Record extracts
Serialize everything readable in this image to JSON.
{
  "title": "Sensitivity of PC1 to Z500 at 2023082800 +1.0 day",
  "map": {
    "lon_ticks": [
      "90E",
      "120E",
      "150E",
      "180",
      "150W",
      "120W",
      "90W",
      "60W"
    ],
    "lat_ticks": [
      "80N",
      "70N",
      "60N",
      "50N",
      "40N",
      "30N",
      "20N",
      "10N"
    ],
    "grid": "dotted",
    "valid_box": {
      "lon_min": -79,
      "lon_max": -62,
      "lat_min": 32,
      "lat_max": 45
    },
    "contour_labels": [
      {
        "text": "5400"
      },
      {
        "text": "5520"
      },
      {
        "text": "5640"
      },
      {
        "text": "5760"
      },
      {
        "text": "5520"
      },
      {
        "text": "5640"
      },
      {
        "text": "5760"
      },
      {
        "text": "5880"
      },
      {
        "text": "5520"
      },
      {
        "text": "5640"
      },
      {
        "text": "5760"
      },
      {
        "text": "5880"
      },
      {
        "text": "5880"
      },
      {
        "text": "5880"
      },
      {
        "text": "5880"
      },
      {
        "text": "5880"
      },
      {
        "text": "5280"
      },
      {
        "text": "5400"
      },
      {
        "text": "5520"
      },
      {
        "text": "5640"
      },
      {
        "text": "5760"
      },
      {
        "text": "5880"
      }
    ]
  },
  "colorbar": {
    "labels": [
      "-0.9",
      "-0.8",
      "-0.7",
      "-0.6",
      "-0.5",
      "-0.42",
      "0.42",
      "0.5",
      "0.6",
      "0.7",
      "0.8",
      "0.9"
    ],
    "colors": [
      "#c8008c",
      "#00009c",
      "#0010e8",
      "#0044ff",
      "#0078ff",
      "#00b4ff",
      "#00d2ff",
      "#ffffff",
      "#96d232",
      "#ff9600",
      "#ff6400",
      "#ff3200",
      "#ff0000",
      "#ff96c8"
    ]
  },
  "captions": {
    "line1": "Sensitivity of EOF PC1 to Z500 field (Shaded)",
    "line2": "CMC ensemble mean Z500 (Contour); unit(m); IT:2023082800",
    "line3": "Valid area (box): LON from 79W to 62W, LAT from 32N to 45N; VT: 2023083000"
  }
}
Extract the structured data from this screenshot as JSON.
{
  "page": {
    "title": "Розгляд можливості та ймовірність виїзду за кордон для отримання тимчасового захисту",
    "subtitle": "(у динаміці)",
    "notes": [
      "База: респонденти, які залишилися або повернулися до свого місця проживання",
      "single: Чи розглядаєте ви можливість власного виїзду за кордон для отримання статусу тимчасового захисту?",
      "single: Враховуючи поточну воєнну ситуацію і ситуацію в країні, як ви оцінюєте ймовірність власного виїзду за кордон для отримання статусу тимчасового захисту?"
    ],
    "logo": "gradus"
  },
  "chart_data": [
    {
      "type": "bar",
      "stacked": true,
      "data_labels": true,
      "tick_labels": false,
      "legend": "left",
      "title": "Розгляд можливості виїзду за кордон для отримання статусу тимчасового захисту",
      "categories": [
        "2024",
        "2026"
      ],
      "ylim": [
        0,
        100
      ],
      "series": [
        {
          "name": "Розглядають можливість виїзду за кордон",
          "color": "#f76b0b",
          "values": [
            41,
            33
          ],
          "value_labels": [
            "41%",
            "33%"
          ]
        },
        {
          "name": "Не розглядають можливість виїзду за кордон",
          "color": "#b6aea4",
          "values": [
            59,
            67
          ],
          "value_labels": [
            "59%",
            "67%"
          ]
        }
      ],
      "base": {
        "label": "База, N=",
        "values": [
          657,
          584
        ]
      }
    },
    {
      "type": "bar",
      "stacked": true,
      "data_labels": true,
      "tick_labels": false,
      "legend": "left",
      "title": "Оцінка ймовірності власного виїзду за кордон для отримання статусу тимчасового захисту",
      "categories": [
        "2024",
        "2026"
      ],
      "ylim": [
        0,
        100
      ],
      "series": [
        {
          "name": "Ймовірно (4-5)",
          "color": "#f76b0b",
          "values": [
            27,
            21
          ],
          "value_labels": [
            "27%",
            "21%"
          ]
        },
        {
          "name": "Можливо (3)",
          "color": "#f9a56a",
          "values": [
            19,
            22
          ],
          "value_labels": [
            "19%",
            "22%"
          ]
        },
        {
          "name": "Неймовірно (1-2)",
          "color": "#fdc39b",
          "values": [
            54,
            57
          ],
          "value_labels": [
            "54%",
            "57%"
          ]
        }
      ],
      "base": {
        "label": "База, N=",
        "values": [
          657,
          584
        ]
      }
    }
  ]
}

Required work
Where a line in the entries holds "кордон", copy that line.

Complete answer
    "title": "Розгляд можливості та ймовірність виїзду за кордон для отримання тимчасового захисту",
      "single: Чи розглядаєте ви можливість власного виїзду за кордон для отримання статусу тимчасового захисту?",
      "single: Враховуючи поточну воєнну ситуацію і ситуацію в країні, як ви оцінюєте ймовірність власного виїзду за кордон для отримання статусу тимчасового захисту?"
      "title": "Розгляд можливості виїзду за кордон для отримання статусу тимчасового захисту",
          "name": "Розглядають можливість виїзду за кордон",
          "name": "Не розглядають можливість виїзду за кордон",
      "title": "Оцінка ймовірності власного виїзду за кордон для отримання статусу тимчасового захисту",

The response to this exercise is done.